Your task: Each line that holds the word "nhượng" is to be identified and copied.

---------- Listed records ----------

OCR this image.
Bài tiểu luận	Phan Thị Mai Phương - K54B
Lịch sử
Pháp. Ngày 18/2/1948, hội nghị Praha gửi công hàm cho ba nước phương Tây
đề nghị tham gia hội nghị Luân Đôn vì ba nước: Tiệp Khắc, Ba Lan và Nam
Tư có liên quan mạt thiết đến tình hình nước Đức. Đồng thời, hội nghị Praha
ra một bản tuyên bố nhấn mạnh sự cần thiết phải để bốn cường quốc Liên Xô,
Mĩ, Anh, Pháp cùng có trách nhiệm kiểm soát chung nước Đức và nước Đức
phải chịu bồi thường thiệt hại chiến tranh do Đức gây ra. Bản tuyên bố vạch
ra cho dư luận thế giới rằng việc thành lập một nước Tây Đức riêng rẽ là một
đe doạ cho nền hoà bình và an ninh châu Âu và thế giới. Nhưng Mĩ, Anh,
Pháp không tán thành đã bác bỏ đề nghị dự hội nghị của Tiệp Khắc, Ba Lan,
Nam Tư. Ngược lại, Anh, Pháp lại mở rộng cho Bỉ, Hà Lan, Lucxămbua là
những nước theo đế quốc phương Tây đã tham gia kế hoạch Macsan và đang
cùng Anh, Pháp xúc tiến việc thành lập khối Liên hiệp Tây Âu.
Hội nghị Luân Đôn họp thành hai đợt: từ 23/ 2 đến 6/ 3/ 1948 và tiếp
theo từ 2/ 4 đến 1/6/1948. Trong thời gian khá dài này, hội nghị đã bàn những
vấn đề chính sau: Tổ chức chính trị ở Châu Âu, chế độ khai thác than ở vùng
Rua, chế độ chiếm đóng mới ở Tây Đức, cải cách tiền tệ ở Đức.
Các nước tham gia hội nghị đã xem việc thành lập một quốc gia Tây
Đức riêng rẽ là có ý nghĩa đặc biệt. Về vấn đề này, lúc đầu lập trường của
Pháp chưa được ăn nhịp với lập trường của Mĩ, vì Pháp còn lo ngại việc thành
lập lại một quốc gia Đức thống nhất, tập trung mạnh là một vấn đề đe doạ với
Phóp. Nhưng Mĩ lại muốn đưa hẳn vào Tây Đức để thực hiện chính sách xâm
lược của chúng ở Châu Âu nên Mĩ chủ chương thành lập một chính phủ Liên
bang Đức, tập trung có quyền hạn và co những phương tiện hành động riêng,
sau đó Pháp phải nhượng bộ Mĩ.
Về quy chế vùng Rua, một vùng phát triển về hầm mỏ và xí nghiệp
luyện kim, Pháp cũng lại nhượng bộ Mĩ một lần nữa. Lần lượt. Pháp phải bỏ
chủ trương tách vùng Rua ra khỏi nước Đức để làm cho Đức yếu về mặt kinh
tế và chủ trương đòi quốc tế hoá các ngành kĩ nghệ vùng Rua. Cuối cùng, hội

----------

Answer to this task:
sau đó Pháp phải nhượng bộ Mĩ.
luyện kim, Pháp cũng lại nhượng bộ Mĩ một lần nữa. Lần lượt. Pháp phải bỏ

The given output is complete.